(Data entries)
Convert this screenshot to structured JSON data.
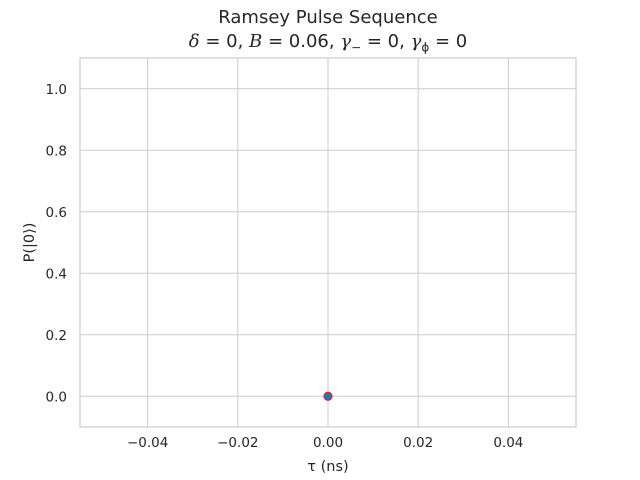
{
  "chart_data": {
    "type": "scatter",
    "title": "Ramsey Pulse Sequence",
    "subtitle": {
      "delta_sym": "δ",
      "delta_val": " = 0, ",
      "b_sym": "B",
      "b_val": " = 0.06, ",
      "gm_sym": "γ",
      "gm_sub": "−",
      "gm_val": " = 0, ",
      "gp_sym": "γ",
      "gp_sub": "ϕ",
      "gp_val": " = 0"
    },
    "xlabel": "τ (ns)",
    "ylabel": "P(|0⟩)",
    "xlim": [
      -0.055,
      0.055
    ],
    "ylim": [
      -0.1,
      1.1
    ],
    "xticks": [
      -0.04,
      -0.02,
      0.0,
      0.02,
      0.04
    ],
    "xtick_labels": [
      "−0.04",
      "−0.02",
      "0.00",
      "0.02",
      "0.04"
    ],
    "yticks": [
      0.0,
      0.2,
      0.4,
      0.6,
      0.8,
      1.0
    ],
    "ytick_labels": [
      "0.0",
      "0.2",
      "0.4",
      "0.6",
      "0.8",
      "1.0"
    ],
    "grid": true,
    "series": [
      {
        "x": [
          0.0
        ],
        "y": [
          0.0
        ],
        "color": "#1f77b4",
        "edgecolor": "#d62728"
      }
    ],
    "colors": {
      "grid": "#cccccc",
      "frame": "#cccccc",
      "text": "#262626"
    }
  }
}
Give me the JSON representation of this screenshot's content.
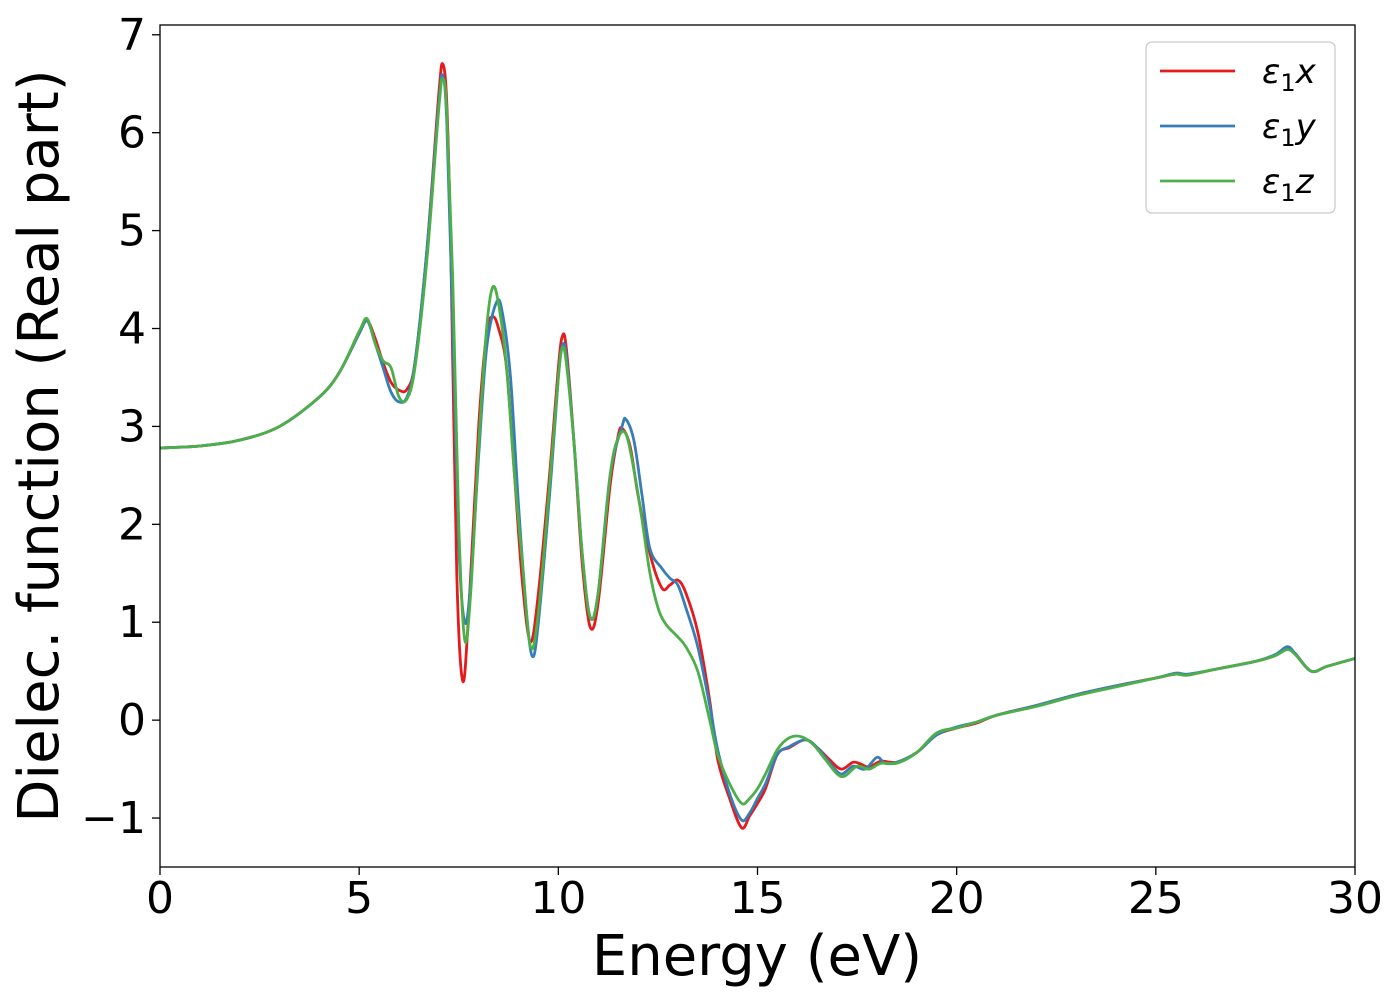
{
  "chart_data": {
    "type": "line",
    "title": "",
    "xlabel": "Energy (eV)",
    "ylabel": "Dielec. function (Real part)",
    "xlim": [
      0,
      30
    ],
    "ylim": [
      -1.5,
      7.1
    ],
    "xticks": [
      0,
      5,
      10,
      15,
      20,
      25,
      30
    ],
    "xtick_labels": [
      "0",
      "5",
      "10",
      "15",
      "20",
      "25",
      "30"
    ],
    "yticks": [
      -1,
      0,
      1,
      2,
      3,
      4,
      5,
      6,
      7
    ],
    "ytick_labels": [
      "−1",
      "0",
      "1",
      "2",
      "3",
      "4",
      "5",
      "6",
      "7"
    ],
    "grid": false,
    "legend_position": "top-right",
    "series": [
      {
        "name": "ε1x",
        "legend_main": "ε",
        "legend_sub": "1",
        "legend_var": "x",
        "color": "#e41a1c",
        "points": [
          [
            0,
            2.78
          ],
          [
            1,
            2.8
          ],
          [
            2,
            2.86
          ],
          [
            3,
            3.0
          ],
          [
            4,
            3.3
          ],
          [
            4.5,
            3.55
          ],
          [
            5,
            3.95
          ],
          [
            5.2,
            4.08
          ],
          [
            5.4,
            3.9
          ],
          [
            5.6,
            3.65
          ],
          [
            5.8,
            3.45
          ],
          [
            6.0,
            3.37
          ],
          [
            6.2,
            3.38
          ],
          [
            6.4,
            3.65
          ],
          [
            6.7,
            4.8
          ],
          [
            7.0,
            6.4
          ],
          [
            7.1,
            6.7
          ],
          [
            7.2,
            6.3
          ],
          [
            7.3,
            4.8
          ],
          [
            7.45,
            1.5
          ],
          [
            7.6,
            0.4
          ],
          [
            7.75,
            1.1
          ],
          [
            8.0,
            3.0
          ],
          [
            8.2,
            3.95
          ],
          [
            8.35,
            4.12
          ],
          [
            8.5,
            4.0
          ],
          [
            8.7,
            3.6
          ],
          [
            8.9,
            2.5
          ],
          [
            9.1,
            1.4
          ],
          [
            9.3,
            0.8
          ],
          [
            9.5,
            1.3
          ],
          [
            9.8,
            2.6
          ],
          [
            10.0,
            3.6
          ],
          [
            10.1,
            3.92
          ],
          [
            10.2,
            3.8
          ],
          [
            10.4,
            2.8
          ],
          [
            10.6,
            1.6
          ],
          [
            10.8,
            0.95
          ],
          [
            11.0,
            1.2
          ],
          [
            11.3,
            2.4
          ],
          [
            11.5,
            2.9
          ],
          [
            11.6,
            2.98
          ],
          [
            11.8,
            2.8
          ],
          [
            12.0,
            2.3
          ],
          [
            12.3,
            1.7
          ],
          [
            12.6,
            1.35
          ],
          [
            12.8,
            1.38
          ],
          [
            13.0,
            1.43
          ],
          [
            13.2,
            1.3
          ],
          [
            13.5,
            0.9
          ],
          [
            13.8,
            0.2
          ],
          [
            14.0,
            -0.4
          ],
          [
            14.3,
            -0.8
          ],
          [
            14.6,
            -1.1
          ],
          [
            14.8,
            -0.98
          ],
          [
            15.0,
            -0.85
          ],
          [
            15.2,
            -0.7
          ],
          [
            15.5,
            -0.35
          ],
          [
            15.8,
            -0.28
          ],
          [
            16.2,
            -0.2
          ],
          [
            16.5,
            -0.28
          ],
          [
            16.8,
            -0.4
          ],
          [
            17.1,
            -0.5
          ],
          [
            17.4,
            -0.43
          ],
          [
            17.6,
            -0.45
          ],
          [
            17.8,
            -0.48
          ],
          [
            18.1,
            -0.42
          ],
          [
            18.5,
            -0.43
          ],
          [
            19.0,
            -0.33
          ],
          [
            19.5,
            -0.15
          ],
          [
            20.0,
            -0.08
          ],
          [
            20.5,
            -0.03
          ],
          [
            21.0,
            0.05
          ],
          [
            22.0,
            0.15
          ],
          [
            23.0,
            0.26
          ],
          [
            24.0,
            0.35
          ],
          [
            25.0,
            0.43
          ],
          [
            25.5,
            0.47
          ],
          [
            25.8,
            0.46
          ],
          [
            26.5,
            0.52
          ],
          [
            27.5,
            0.6
          ],
          [
            28.0,
            0.66
          ],
          [
            28.3,
            0.73
          ],
          [
            28.5,
            0.68
          ],
          [
            28.9,
            0.5
          ],
          [
            29.3,
            0.55
          ],
          [
            30,
            0.63
          ]
        ]
      },
      {
        "name": "ε1y",
        "legend_main": "ε",
        "legend_sub": "1",
        "legend_var": "y",
        "color": "#377eb8",
        "points": [
          [
            0,
            2.78
          ],
          [
            1,
            2.8
          ],
          [
            2,
            2.86
          ],
          [
            3,
            3.0
          ],
          [
            4,
            3.3
          ],
          [
            4.5,
            3.55
          ],
          [
            5,
            3.95
          ],
          [
            5.2,
            4.08
          ],
          [
            5.4,
            3.85
          ],
          [
            5.6,
            3.6
          ],
          [
            5.8,
            3.35
          ],
          [
            6.0,
            3.25
          ],
          [
            6.2,
            3.3
          ],
          [
            6.4,
            3.65
          ],
          [
            6.7,
            4.8
          ],
          [
            7.0,
            6.3
          ],
          [
            7.1,
            6.58
          ],
          [
            7.2,
            6.1
          ],
          [
            7.35,
            4.0
          ],
          [
            7.5,
            1.8
          ],
          [
            7.65,
            1.0
          ],
          [
            7.8,
            1.4
          ],
          [
            8.0,
            2.7
          ],
          [
            8.2,
            3.8
          ],
          [
            8.45,
            4.27
          ],
          [
            8.6,
            4.15
          ],
          [
            8.8,
            3.5
          ],
          [
            9.0,
            2.2
          ],
          [
            9.2,
            1.1
          ],
          [
            9.35,
            0.65
          ],
          [
            9.5,
            1.0
          ],
          [
            9.8,
            2.4
          ],
          [
            10.0,
            3.5
          ],
          [
            10.1,
            3.82
          ],
          [
            10.2,
            3.72
          ],
          [
            10.4,
            2.8
          ],
          [
            10.6,
            1.7
          ],
          [
            10.8,
            1.05
          ],
          [
            11.0,
            1.3
          ],
          [
            11.3,
            2.5
          ],
          [
            11.6,
            3.0
          ],
          [
            11.7,
            3.07
          ],
          [
            11.9,
            2.85
          ],
          [
            12.1,
            2.3
          ],
          [
            12.3,
            1.75
          ],
          [
            12.6,
            1.55
          ],
          [
            12.8,
            1.45
          ],
          [
            13.0,
            1.38
          ],
          [
            13.2,
            1.15
          ],
          [
            13.5,
            0.75
          ],
          [
            13.8,
            0.15
          ],
          [
            14.0,
            -0.3
          ],
          [
            14.3,
            -0.75
          ],
          [
            14.6,
            -1.02
          ],
          [
            14.8,
            -0.95
          ],
          [
            15.0,
            -0.8
          ],
          [
            15.2,
            -0.65
          ],
          [
            15.5,
            -0.35
          ],
          [
            15.8,
            -0.27
          ],
          [
            16.2,
            -0.2
          ],
          [
            16.5,
            -0.28
          ],
          [
            16.8,
            -0.43
          ],
          [
            17.1,
            -0.55
          ],
          [
            17.4,
            -0.47
          ],
          [
            17.7,
            -0.5
          ],
          [
            18.0,
            -0.38
          ],
          [
            18.2,
            -0.44
          ],
          [
            18.5,
            -0.43
          ],
          [
            19.0,
            -0.33
          ],
          [
            19.5,
            -0.15
          ],
          [
            20.0,
            -0.07
          ],
          [
            20.5,
            -0.02
          ],
          [
            21.0,
            0.05
          ],
          [
            22.0,
            0.15
          ],
          [
            23.0,
            0.26
          ],
          [
            24.0,
            0.35
          ],
          [
            25.0,
            0.43
          ],
          [
            25.5,
            0.48
          ],
          [
            25.8,
            0.47
          ],
          [
            26.5,
            0.52
          ],
          [
            27.5,
            0.6
          ],
          [
            28.0,
            0.67
          ],
          [
            28.3,
            0.75
          ],
          [
            28.5,
            0.68
          ],
          [
            28.9,
            0.5
          ],
          [
            29.3,
            0.55
          ],
          [
            30,
            0.63
          ]
        ]
      },
      {
        "name": "ε1z",
        "legend_main": "ε",
        "legend_sub": "1",
        "legend_var": "z",
        "color": "#4daf4a",
        "points": [
          [
            0,
            2.78
          ],
          [
            1,
            2.8
          ],
          [
            2,
            2.86
          ],
          [
            3,
            3.0
          ],
          [
            4,
            3.3
          ],
          [
            4.5,
            3.55
          ],
          [
            5,
            3.97
          ],
          [
            5.2,
            4.1
          ],
          [
            5.4,
            3.85
          ],
          [
            5.6,
            3.67
          ],
          [
            5.8,
            3.6
          ],
          [
            6.0,
            3.3
          ],
          [
            6.2,
            3.28
          ],
          [
            6.4,
            3.6
          ],
          [
            6.7,
            4.7
          ],
          [
            7.0,
            6.25
          ],
          [
            7.1,
            6.55
          ],
          [
            7.2,
            6.2
          ],
          [
            7.35,
            4.5
          ],
          [
            7.5,
            2.0
          ],
          [
            7.65,
            0.82
          ],
          [
            7.8,
            1.3
          ],
          [
            8.0,
            2.8
          ],
          [
            8.2,
            4.0
          ],
          [
            8.35,
            4.42
          ],
          [
            8.5,
            4.25
          ],
          [
            8.7,
            3.6
          ],
          [
            8.9,
            2.5
          ],
          [
            9.1,
            1.6
          ],
          [
            9.3,
            0.75
          ],
          [
            9.5,
            1.1
          ],
          [
            9.8,
            2.5
          ],
          [
            10.0,
            3.5
          ],
          [
            10.1,
            3.8
          ],
          [
            10.2,
            3.65
          ],
          [
            10.4,
            2.8
          ],
          [
            10.6,
            1.7
          ],
          [
            10.8,
            1.05
          ],
          [
            11.0,
            1.3
          ],
          [
            11.3,
            2.5
          ],
          [
            11.5,
            2.88
          ],
          [
            11.7,
            2.92
          ],
          [
            11.9,
            2.55
          ],
          [
            12.1,
            2.05
          ],
          [
            12.3,
            1.5
          ],
          [
            12.5,
            1.15
          ],
          [
            12.7,
            0.98
          ],
          [
            13.0,
            0.85
          ],
          [
            13.2,
            0.75
          ],
          [
            13.5,
            0.5
          ],
          [
            13.8,
            0.0
          ],
          [
            14.0,
            -0.35
          ],
          [
            14.3,
            -0.65
          ],
          [
            14.6,
            -0.85
          ],
          [
            14.8,
            -0.8
          ],
          [
            15.0,
            -0.7
          ],
          [
            15.2,
            -0.55
          ],
          [
            15.5,
            -0.3
          ],
          [
            15.8,
            -0.18
          ],
          [
            16.1,
            -0.17
          ],
          [
            16.4,
            -0.25
          ],
          [
            16.7,
            -0.4
          ],
          [
            17.0,
            -0.55
          ],
          [
            17.2,
            -0.57
          ],
          [
            17.5,
            -0.47
          ],
          [
            17.8,
            -0.5
          ],
          [
            18.1,
            -0.44
          ],
          [
            18.5,
            -0.44
          ],
          [
            19.0,
            -0.33
          ],
          [
            19.5,
            -0.13
          ],
          [
            20.0,
            -0.08
          ],
          [
            20.5,
            -0.02
          ],
          [
            21.0,
            0.05
          ],
          [
            22.0,
            0.14
          ],
          [
            23.0,
            0.25
          ],
          [
            24.0,
            0.34
          ],
          [
            25.0,
            0.43
          ],
          [
            25.5,
            0.47
          ],
          [
            25.8,
            0.46
          ],
          [
            26.5,
            0.52
          ],
          [
            27.5,
            0.6
          ],
          [
            28.0,
            0.66
          ],
          [
            28.3,
            0.72
          ],
          [
            28.5,
            0.67
          ],
          [
            28.9,
            0.5
          ],
          [
            29.3,
            0.55
          ],
          [
            30,
            0.63
          ]
        ]
      }
    ]
  }
}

Your instructions: Which lines of the data include "this"? Copy each of them.

In response:
Convert this screenshot to structured JSON data.
Give me the JSON representation of this screenshot's content.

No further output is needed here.